### WRITTEN EXERCISE
Print exactly the lines from the line with "What data populates" to the last line of the data, please, both included.

### PROVIDED RECORDS
"""

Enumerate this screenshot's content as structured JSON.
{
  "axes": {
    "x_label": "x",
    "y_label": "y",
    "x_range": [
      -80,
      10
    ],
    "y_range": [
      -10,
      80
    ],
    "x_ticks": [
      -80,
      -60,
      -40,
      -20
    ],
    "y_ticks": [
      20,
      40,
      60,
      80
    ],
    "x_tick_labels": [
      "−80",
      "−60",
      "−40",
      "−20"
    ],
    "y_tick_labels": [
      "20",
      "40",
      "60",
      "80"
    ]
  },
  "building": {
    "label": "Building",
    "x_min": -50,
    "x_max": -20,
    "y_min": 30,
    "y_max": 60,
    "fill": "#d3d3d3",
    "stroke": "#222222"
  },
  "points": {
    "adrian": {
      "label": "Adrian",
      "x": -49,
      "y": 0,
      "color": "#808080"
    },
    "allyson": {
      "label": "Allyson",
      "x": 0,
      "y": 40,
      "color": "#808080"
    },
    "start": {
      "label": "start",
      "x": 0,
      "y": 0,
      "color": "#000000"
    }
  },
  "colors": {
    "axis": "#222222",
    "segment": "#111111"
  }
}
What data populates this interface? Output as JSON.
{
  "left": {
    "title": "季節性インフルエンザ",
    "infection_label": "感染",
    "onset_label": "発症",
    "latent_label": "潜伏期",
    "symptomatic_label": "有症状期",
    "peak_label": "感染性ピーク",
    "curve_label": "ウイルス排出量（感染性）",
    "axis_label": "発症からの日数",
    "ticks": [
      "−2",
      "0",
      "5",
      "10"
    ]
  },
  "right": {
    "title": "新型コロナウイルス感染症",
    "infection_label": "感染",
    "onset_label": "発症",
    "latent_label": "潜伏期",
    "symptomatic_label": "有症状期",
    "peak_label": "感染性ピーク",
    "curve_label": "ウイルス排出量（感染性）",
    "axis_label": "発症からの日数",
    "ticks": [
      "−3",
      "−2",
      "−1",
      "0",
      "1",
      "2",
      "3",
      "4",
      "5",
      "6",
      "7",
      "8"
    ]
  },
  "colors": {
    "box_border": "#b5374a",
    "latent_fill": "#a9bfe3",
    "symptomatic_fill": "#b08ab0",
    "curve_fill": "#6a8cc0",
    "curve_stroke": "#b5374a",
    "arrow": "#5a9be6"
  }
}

"""

### SOLVED EXERCISE
What data populates this interface? Output as JSON.
{
  "left": {
    "title": "季節性インフルエンザ",
    "infection_label": "感染",
    "onset_label": "発症",
    "latent_label": "潜伏期",
    "symptomatic_label": "有症状期",
    "peak_label": "感染性ピーク",
    "curve_label": "ウイルス排出量（感染性）",
    "axis_label": "発症からの日数",
    "ticks": [
      "−2",
      "0",
      "5",
      "10"
    ]
  },
  "right": {
    "title": "新型コロナウイルス感染症",
    "infection_label": "感染",
    "onset_label": "発症",
    "latent_label": "潜伏期",
    "symptomatic_label": "有症状期",
    "peak_label": "感染性ピーク",
    "curve_label": "ウイルス排出量（感染性）",
    "axis_label": "発症からの日数",
    "ticks": [
      "−3",
      "−2",
      "−1",
      "0",
      "1",
      "2",
      "3",
      "4",
      "5",
      "6",
      "7",
      "8"
    ]
  },
  "colors": {
    "box_border": "#b5374a",
    "latent_fill": "#a9bfe3",
    "symptomatic_fill": "#b08ab0",
    "curve_fill": "#6a8cc0",
    "curve_stroke": "#b5374a",
    "arrow": "#5a9be6"
  }
}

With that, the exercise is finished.